(Collected data entries)
_ _ _ _ _ _ _

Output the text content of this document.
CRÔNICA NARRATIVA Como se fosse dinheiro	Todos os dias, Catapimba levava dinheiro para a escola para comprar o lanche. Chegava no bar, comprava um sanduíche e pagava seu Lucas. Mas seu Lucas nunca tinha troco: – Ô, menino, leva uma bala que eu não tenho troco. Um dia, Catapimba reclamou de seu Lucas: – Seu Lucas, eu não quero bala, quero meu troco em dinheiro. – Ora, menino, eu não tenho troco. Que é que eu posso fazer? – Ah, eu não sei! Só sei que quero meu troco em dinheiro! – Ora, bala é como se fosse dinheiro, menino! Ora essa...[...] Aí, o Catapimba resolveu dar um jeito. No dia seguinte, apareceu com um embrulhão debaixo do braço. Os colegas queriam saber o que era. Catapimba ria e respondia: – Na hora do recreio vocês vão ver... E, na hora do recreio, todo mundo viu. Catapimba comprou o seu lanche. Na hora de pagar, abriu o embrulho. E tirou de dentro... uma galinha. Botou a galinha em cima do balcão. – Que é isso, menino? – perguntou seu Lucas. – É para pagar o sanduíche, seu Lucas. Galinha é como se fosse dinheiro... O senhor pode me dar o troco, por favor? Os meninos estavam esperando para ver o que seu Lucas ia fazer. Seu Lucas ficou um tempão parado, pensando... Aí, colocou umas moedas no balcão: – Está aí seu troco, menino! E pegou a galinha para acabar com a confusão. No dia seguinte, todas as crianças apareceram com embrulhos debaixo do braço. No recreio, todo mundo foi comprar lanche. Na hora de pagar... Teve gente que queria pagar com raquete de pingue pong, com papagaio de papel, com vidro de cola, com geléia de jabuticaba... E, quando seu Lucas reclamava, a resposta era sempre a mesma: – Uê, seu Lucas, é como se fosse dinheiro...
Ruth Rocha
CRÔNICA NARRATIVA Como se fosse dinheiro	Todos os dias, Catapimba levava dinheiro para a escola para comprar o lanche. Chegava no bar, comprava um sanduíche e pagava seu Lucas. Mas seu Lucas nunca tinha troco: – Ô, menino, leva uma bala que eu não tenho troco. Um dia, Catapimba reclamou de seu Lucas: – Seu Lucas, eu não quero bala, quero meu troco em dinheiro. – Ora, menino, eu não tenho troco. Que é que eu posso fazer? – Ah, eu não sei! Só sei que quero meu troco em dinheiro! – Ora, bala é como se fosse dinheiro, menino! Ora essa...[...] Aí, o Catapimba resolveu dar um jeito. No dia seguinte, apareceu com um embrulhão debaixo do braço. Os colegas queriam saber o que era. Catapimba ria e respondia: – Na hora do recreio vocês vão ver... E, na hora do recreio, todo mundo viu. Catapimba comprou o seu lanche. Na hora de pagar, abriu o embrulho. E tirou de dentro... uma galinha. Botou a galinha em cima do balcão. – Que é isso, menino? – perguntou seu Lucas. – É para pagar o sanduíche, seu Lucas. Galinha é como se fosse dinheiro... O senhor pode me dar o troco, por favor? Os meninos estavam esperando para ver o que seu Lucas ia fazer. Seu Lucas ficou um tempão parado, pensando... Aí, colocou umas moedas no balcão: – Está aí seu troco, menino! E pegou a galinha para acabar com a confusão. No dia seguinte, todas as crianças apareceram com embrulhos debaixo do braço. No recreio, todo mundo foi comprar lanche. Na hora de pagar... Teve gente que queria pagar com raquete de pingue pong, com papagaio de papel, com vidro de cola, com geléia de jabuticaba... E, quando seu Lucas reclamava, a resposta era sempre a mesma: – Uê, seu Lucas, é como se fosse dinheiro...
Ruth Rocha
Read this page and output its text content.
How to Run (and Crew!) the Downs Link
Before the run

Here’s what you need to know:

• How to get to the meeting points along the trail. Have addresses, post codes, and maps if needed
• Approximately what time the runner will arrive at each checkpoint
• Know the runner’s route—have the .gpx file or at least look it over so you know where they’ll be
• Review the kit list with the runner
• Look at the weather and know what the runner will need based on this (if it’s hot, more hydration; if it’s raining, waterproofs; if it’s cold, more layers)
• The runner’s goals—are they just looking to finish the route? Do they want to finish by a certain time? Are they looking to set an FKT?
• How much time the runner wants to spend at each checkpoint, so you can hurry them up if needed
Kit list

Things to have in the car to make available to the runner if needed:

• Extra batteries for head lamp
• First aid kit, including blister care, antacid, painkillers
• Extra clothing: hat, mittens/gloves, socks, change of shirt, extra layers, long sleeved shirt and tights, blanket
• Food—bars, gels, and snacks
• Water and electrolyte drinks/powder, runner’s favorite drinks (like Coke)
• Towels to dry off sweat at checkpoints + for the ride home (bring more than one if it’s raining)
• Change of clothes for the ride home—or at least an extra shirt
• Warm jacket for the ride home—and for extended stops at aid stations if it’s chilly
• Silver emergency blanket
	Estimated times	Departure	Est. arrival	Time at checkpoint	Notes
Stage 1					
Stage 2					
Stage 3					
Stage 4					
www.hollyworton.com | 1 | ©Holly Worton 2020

_ _ _ _ _ _ _

STATED EXERCISE - Examine the data above and state how many of its lines contain the word "more", with no further remarks.

FINAL RESULT - 2